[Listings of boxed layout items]
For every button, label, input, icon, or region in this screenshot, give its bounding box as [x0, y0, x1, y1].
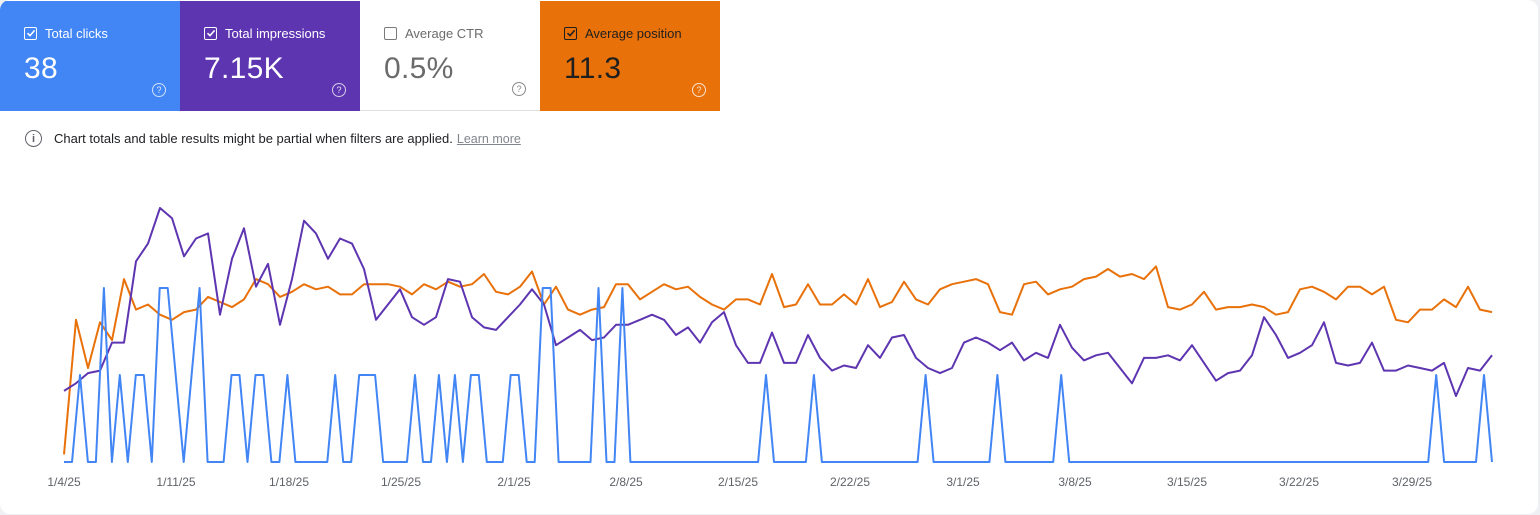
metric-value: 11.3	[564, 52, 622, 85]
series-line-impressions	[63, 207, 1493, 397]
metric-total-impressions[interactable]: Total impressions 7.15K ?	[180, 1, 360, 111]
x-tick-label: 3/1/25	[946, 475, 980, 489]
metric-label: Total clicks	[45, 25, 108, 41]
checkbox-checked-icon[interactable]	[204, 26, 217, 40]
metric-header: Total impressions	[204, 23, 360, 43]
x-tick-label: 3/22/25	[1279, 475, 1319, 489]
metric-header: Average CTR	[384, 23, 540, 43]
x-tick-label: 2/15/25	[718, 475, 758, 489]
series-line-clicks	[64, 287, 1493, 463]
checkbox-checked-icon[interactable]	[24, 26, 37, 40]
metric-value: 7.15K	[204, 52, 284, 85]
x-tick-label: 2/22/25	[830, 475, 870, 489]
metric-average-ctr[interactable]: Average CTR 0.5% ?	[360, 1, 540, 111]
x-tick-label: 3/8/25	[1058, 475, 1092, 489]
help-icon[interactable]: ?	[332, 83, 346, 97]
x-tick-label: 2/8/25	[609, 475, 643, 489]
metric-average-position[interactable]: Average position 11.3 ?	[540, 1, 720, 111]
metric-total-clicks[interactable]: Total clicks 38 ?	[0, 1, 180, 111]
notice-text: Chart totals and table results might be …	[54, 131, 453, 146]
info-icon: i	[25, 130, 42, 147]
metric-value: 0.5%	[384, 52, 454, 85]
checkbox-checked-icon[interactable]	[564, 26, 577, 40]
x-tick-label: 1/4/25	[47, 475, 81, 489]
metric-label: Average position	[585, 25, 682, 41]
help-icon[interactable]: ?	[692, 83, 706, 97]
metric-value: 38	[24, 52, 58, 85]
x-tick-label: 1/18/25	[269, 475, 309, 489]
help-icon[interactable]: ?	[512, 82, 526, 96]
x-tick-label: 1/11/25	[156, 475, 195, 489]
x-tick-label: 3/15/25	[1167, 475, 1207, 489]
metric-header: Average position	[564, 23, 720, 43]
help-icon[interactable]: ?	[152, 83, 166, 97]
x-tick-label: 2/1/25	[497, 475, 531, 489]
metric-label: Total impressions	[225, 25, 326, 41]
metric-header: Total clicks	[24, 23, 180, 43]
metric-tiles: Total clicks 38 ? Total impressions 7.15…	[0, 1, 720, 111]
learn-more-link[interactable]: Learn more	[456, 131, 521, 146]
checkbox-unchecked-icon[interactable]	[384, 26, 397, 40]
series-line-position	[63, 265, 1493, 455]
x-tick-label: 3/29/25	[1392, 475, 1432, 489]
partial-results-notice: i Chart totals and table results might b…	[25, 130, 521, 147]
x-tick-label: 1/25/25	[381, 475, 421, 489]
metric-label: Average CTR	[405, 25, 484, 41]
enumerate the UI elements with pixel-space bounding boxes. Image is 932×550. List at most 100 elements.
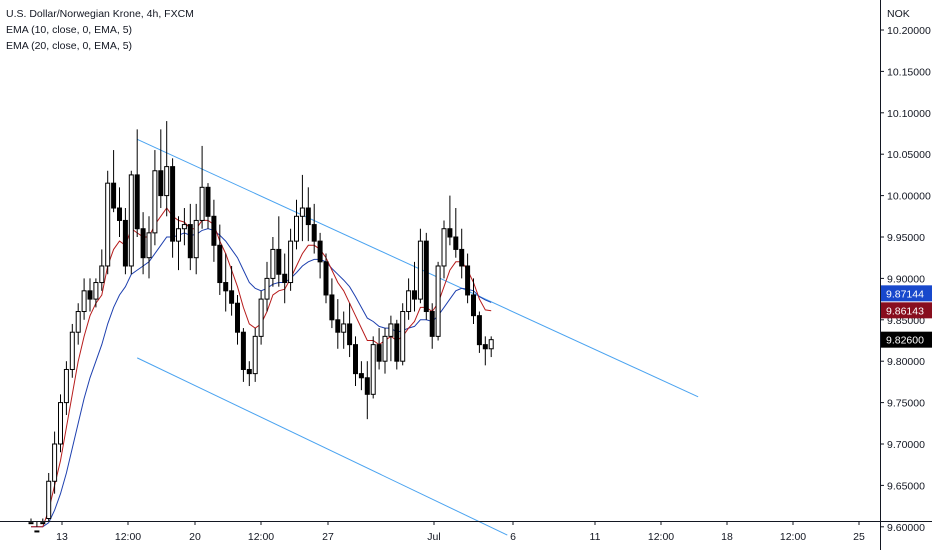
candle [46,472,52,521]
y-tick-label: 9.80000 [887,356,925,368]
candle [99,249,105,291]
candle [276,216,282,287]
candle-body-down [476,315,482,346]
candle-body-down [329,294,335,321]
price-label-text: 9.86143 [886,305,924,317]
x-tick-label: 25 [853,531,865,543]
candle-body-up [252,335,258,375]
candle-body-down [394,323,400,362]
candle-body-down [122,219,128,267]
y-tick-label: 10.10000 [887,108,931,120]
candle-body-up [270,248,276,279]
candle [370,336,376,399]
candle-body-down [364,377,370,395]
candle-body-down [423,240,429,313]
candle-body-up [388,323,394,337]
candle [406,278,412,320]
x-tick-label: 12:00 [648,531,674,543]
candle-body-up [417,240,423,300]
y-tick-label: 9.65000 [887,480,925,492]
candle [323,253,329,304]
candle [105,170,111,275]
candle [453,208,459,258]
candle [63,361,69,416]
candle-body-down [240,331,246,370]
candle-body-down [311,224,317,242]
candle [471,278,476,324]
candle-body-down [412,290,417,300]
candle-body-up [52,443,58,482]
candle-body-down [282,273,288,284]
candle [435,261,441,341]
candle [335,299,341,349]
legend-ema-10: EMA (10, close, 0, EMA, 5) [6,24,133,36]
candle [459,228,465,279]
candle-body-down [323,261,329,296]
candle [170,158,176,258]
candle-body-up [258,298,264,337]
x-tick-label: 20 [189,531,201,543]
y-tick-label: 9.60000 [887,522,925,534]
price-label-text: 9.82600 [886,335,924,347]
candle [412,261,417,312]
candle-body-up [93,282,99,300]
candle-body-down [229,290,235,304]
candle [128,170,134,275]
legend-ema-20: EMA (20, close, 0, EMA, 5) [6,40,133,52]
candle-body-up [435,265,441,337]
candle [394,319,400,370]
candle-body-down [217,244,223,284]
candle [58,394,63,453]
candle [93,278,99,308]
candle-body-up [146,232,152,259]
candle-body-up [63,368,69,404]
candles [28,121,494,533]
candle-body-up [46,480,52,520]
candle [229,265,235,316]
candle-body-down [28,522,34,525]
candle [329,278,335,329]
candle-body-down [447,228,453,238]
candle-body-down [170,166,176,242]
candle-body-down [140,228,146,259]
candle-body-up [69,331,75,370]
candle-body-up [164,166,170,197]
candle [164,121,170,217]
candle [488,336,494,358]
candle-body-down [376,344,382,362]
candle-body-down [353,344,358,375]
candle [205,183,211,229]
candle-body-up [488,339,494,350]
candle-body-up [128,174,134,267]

__What to produce__
Retype the section of the listing that begins with the line containing "candle [46,472,52,521]" and ends with the line containing "candle [205,183,211,229]", including both of those lines and making no changes.

__Answer for this exercise__
candle [46,472,52,521]
y-tick-label: 9.80000 [887,356,925,368]
candle [99,249,105,291]
candle [276,216,282,287]
candle-body-down [476,315,482,346]
candle-body-down [329,294,335,321]
price-label-text: 9.86143 [886,305,924,317]
x-tick-label: 25 [853,531,865,543]
candle-body-up [252,335,258,375]
candle-body-down [394,323,400,362]
candle-body-down [122,219,128,267]
y-tick-label: 10.10000 [887,108,931,120]
candle-body-up [270,248,276,279]
candle [370,336,376,399]
candle-body-down [364,377,370,395]
candle-body-down [423,240,429,313]
candle-body-up [388,323,394,337]
candle [406,278,412,320]
x-tick-label: 12:00 [648,531,674,543]
candle-body-up [417,240,423,300]
y-tick-label: 9.65000 [887,480,925,492]
candle [323,253,329,304]
candle [105,170,111,275]
candle [453,208,459,258]
candle [63,361,69,416]
candle-body-down [240,331,246,370]
candle-body-down [311,224,317,242]
candle [471,278,476,324]
candle-body-down [412,290,417,300]
candle-body-up [52,443,58,482]
candle-body-down [282,273,288,284]
candle [435,261,441,341]
candle [335,299,341,349]
legend-ema-10: EMA (10, close, 0, EMA, 5) [6,24,133,36]
candle [459,228,465,279]
candle-body-down [323,261,329,296]
candle [170,158,176,258]
candle-body-up [258,298,264,337]
x-tick-label: 20 [189,531,201,543]
y-tick-label: 9.60000 [887,522,925,534]
price-label-text: 9.82600 [886,335,924,347]
candle [412,261,417,312]
candle-body-up [93,282,99,300]
candle-body-down [229,290,235,304]
candle [128,170,134,275]
legend-ema-20: EMA (20, close, 0, EMA, 5) [6,40,133,52]
candle-body-up [435,265,441,337]
candle [394,319,400,370]
candle-body-down [217,244,223,284]
candle [58,394,63,453]
candle [93,278,99,308]
candle-body-up [146,232,152,259]
candle-body-up [63,368,69,404]
candles [28,121,494,533]
candle-body-up [46,480,52,520]
candle [229,265,235,316]
candle-body-down [28,522,34,525]
candle [329,278,335,329]
candle-body-down [447,228,453,238]
candle-body-down [170,166,176,242]
candle-body-down [140,228,146,259]
candle-body-up [69,331,75,370]
candle-body-up [164,166,170,197]
candle [164,121,170,217]
candle [488,336,494,358]
candle-body-down [376,344,382,362]
candle-body-down [353,344,358,375]
candle [205,183,211,229]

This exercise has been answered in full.